→ **Collected data entries**:
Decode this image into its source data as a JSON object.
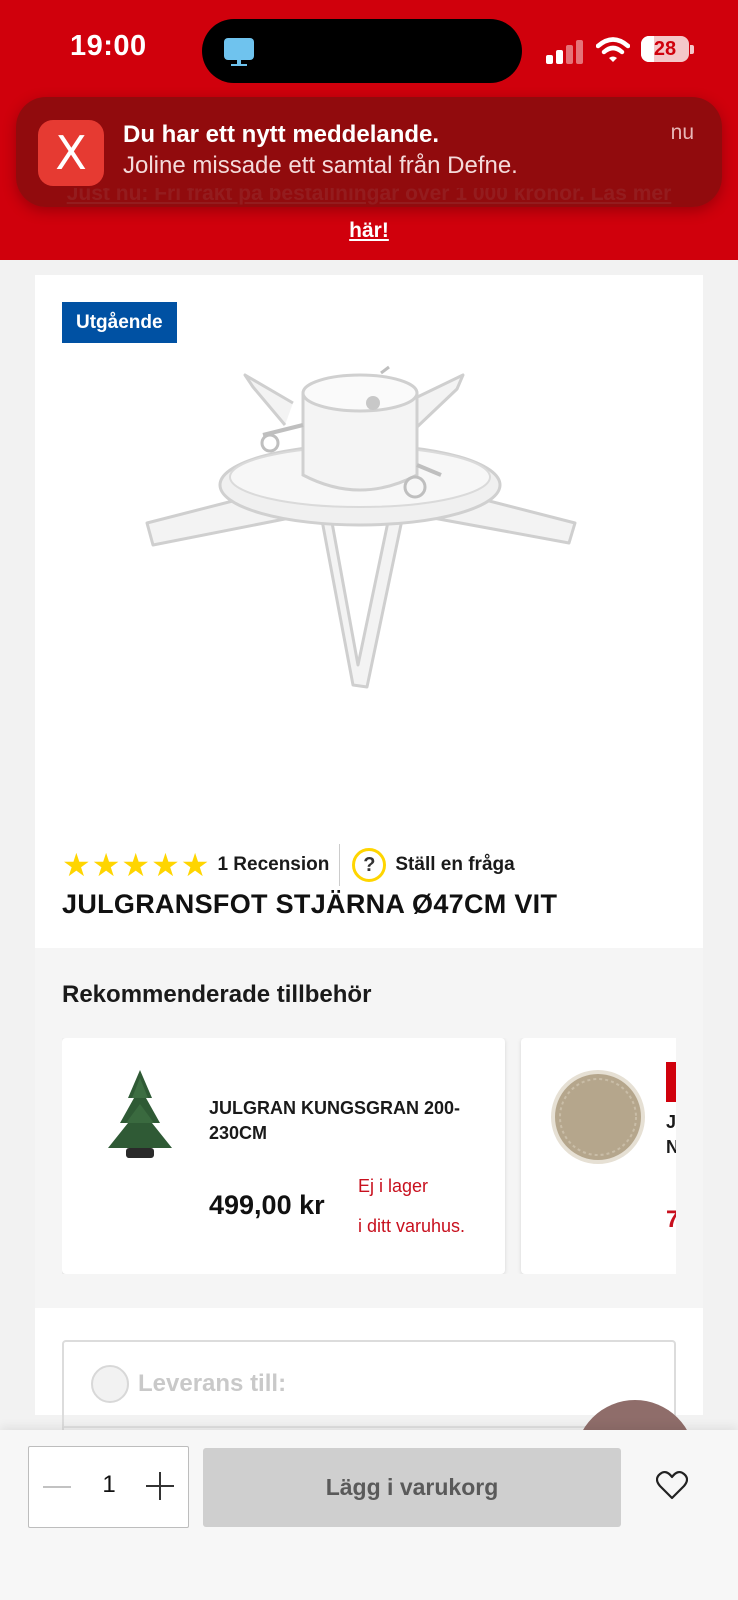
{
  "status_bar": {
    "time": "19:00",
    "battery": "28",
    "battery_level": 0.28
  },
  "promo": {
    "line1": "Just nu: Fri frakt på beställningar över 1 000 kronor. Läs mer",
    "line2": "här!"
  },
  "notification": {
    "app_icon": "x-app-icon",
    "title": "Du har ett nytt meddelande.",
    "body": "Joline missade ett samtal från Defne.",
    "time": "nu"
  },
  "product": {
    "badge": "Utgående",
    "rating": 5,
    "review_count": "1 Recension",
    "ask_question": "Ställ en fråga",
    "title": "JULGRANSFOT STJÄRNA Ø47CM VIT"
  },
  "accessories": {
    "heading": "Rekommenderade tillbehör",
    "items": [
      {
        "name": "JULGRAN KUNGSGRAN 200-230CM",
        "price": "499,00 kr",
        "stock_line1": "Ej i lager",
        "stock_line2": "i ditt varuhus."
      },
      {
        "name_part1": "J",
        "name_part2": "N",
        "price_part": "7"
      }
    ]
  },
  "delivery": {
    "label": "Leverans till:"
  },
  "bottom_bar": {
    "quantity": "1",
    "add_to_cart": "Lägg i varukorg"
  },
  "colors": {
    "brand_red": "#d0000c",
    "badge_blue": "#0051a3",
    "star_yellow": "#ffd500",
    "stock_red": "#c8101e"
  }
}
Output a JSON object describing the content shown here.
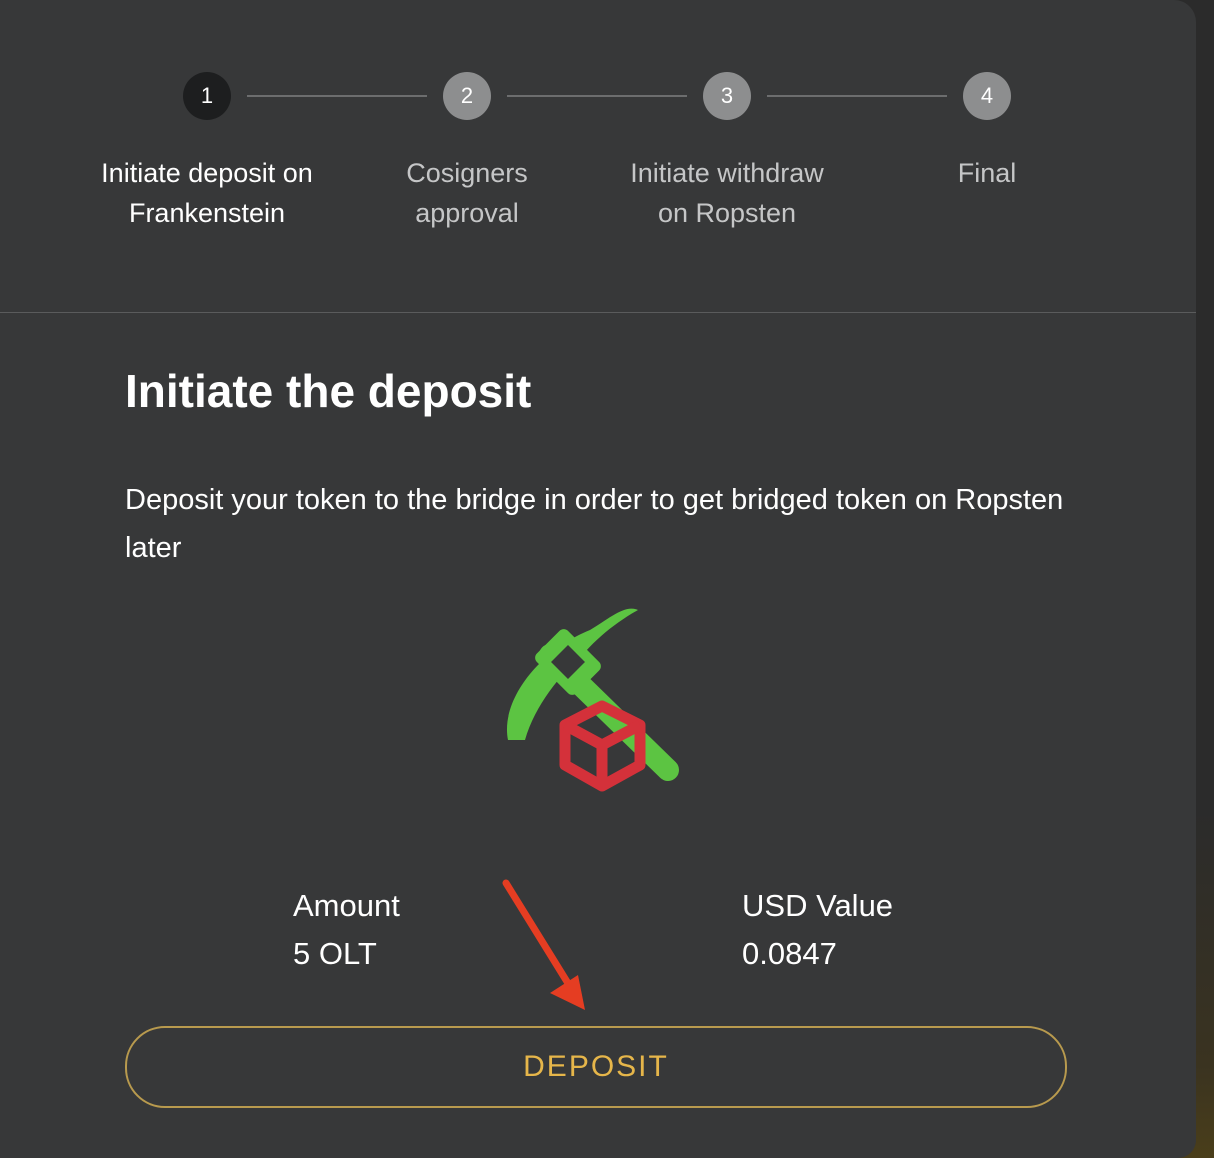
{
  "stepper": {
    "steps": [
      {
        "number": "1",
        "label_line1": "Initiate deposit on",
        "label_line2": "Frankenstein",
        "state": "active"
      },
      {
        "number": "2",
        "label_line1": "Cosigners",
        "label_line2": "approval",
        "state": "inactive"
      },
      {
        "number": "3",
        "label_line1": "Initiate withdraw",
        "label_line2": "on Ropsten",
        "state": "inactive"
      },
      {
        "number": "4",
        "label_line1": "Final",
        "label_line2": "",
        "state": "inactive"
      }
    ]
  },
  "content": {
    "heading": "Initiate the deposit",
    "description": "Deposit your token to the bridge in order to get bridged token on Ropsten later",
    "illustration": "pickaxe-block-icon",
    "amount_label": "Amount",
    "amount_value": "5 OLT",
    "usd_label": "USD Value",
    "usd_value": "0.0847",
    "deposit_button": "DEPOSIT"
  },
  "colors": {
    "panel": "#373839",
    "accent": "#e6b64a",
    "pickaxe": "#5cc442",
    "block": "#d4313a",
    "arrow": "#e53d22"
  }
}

→ **Set task**: In the material above, find each line that contains the word "pickaxe", and select it.

→ **Result**:
    "illustration": "pickaxe-block-icon",
    "pickaxe": "#5cc442",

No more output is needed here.